Copy each entry as it stands, leaving nothing out.

MATERIAL FOR THE TASK
--------

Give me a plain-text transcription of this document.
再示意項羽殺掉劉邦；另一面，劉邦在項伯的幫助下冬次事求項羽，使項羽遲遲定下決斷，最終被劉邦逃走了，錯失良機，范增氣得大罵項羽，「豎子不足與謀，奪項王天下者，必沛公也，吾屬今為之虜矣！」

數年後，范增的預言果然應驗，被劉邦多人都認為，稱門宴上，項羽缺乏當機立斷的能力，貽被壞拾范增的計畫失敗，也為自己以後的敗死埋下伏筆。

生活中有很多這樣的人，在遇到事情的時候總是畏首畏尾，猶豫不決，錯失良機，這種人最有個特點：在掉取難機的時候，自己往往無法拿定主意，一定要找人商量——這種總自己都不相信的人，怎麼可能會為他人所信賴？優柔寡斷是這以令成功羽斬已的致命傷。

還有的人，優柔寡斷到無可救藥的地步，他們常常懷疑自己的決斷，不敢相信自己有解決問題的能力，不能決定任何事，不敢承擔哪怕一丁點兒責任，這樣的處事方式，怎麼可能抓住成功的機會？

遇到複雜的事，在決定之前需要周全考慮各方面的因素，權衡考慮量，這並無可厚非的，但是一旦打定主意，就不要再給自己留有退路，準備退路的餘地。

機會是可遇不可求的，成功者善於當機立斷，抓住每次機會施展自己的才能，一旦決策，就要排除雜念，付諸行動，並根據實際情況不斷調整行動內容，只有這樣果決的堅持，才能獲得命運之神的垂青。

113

--------

RESULT
Give me a plain-text transcription of this document.
再示意項羽殺掉劉邦；另一面，劉邦在項伯的幫助下冬次事求項羽，使項羽遲遲定下決斷，最終被劉邦逃走了，錯失良機，范增氣得大罵項羽，「豎子不足與謀，奪項王天下者，必沛公也，吾屬今為之虜矣！」

數年後，范增的預言果然應驗，被劉邦多人都認為，稱門宴上，項羽缺乏當機立斷的能力，貽被壞拾范增的計畫失敗，也為自己以後的敗死埋下伏筆。

生活中有很多這樣的人，在遇到事情的時候總是畏首畏尾，猶豫不決，錯失良機，這種人最有個特點：在掉取難機的時候，自己往往無法拿定主意，一定要找人商量——這種總自己都不相信的人，怎麼可能會為他人所信賴？優柔寡斷是這以令成功羽斬已的致命傷。

還有的人，優柔寡斷到無可救藥的地步，他們常常懷疑自己的決斷，不敢相信自己有解決問題的能力，不能決定任何事，不敢承擔哪怕一丁點兒責任，這樣的處事方式，怎麼可能抓住成功的機會？

遇到複雜的事，在決定之前需要周全考慮各方面的因素，權衡考慮量，這並無可厚非的，但是一旦打定主意，就不要再給自己留有退路，準備退路的餘地。

機會是可遇不可求的，成功者善於當機立斷，抓住每次機會施展自己的才能，一旦決策，就要排除雜念，付諸行動，並根據實際情況不斷調整行動內容，只有這樣果決的堅持，才能獲得命運之神的垂青。

113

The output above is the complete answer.